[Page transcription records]
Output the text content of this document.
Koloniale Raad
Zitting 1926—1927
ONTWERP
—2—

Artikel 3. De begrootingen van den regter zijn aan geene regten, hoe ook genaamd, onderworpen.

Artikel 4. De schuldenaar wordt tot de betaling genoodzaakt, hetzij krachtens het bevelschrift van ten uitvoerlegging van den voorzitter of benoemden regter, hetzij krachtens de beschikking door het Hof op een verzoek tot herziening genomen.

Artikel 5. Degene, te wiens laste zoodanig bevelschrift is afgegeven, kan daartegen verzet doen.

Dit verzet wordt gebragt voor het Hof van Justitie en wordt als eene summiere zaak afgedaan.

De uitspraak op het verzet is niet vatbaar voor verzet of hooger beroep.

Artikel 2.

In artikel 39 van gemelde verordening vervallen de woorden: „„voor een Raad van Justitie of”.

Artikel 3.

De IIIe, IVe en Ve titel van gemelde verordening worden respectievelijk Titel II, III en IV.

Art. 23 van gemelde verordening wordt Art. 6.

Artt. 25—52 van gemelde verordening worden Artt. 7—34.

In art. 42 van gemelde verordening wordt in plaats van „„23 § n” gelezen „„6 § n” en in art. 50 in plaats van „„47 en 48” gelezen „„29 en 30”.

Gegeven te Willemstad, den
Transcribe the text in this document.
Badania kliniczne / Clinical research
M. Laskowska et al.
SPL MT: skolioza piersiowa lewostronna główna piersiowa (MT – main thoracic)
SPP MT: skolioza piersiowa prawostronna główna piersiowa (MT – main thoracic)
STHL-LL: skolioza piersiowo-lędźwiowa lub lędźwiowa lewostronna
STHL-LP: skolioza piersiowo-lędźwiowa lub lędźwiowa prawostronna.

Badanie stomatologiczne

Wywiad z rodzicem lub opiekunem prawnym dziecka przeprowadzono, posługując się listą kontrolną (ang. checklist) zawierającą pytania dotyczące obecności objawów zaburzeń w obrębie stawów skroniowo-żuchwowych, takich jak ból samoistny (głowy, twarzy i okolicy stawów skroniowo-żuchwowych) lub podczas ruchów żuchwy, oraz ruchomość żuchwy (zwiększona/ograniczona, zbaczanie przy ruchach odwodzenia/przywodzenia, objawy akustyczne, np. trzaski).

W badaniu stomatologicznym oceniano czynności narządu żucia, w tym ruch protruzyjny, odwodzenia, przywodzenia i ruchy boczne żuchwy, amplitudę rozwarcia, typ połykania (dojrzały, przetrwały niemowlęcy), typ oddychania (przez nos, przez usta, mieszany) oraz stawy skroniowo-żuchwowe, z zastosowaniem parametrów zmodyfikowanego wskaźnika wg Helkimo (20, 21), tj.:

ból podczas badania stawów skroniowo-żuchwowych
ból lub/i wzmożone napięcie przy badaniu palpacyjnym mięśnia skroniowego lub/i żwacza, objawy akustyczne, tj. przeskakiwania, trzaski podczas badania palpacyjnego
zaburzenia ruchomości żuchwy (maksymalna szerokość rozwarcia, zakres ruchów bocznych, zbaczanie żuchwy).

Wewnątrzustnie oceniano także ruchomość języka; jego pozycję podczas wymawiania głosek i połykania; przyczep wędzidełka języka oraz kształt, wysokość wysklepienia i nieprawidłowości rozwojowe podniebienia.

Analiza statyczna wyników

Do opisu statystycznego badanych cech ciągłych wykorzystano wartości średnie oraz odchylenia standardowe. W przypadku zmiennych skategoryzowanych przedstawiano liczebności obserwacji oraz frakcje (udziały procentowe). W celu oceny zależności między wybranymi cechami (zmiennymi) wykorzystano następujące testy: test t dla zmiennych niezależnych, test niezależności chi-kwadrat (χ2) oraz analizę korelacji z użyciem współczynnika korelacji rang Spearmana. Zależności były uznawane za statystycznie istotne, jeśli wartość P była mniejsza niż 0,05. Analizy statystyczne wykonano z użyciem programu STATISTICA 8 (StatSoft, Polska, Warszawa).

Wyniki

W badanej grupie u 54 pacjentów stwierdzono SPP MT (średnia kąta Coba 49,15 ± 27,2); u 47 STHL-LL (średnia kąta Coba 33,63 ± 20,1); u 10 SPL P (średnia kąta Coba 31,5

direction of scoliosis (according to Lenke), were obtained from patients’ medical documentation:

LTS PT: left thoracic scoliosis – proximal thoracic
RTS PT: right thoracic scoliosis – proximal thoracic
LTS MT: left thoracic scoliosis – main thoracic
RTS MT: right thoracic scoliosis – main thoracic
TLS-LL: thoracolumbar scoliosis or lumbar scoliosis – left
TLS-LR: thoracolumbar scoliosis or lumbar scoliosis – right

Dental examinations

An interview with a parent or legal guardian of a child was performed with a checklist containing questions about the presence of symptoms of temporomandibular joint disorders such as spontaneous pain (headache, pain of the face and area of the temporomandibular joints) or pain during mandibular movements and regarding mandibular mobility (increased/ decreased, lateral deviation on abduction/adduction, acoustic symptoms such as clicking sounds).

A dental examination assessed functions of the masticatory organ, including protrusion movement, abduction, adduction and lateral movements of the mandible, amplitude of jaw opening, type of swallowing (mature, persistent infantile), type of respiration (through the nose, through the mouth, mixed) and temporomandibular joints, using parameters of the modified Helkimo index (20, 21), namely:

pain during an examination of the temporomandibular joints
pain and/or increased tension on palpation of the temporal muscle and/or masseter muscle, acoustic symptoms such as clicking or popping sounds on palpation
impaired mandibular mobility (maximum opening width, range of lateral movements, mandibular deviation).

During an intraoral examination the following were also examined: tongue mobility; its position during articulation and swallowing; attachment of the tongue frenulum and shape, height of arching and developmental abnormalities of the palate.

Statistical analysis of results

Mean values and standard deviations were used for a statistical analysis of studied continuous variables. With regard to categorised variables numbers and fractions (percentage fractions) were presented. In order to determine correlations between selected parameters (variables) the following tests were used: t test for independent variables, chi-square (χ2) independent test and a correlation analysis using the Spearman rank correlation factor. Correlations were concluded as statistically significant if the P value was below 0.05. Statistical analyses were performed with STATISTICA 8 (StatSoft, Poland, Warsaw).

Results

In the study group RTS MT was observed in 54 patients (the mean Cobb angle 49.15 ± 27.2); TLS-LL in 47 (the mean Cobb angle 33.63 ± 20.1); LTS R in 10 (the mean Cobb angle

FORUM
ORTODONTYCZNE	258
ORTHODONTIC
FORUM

YOUR INSTRUCTIONS: Find the word "żuchwowych" in the entries above, then copy each line that holds it.

ANSWER TO THIS PROBLEM:
Wywiad z rodzicem lub opiekunem prawnym dziecka przeprowadzono, posługując się listą kontrolną (ang. checklist) zawierającą pytania dotyczące obecności objawów zaburzeń w obrębie stawów skroniowo-żuchwowych, takich jak ból samoistny (głowy, twarzy i okolicy stawów skroniowo-żuchwowych) lub podczas ruchów żuchwy, oraz ruchomość żuchwy (zwiększona/ograniczona, zbaczanie przy ruchach odwodzenia/przywodzenia, objawy akustyczne, np. trzaski).
ból podczas badania stawów skroniowo-żuchwowych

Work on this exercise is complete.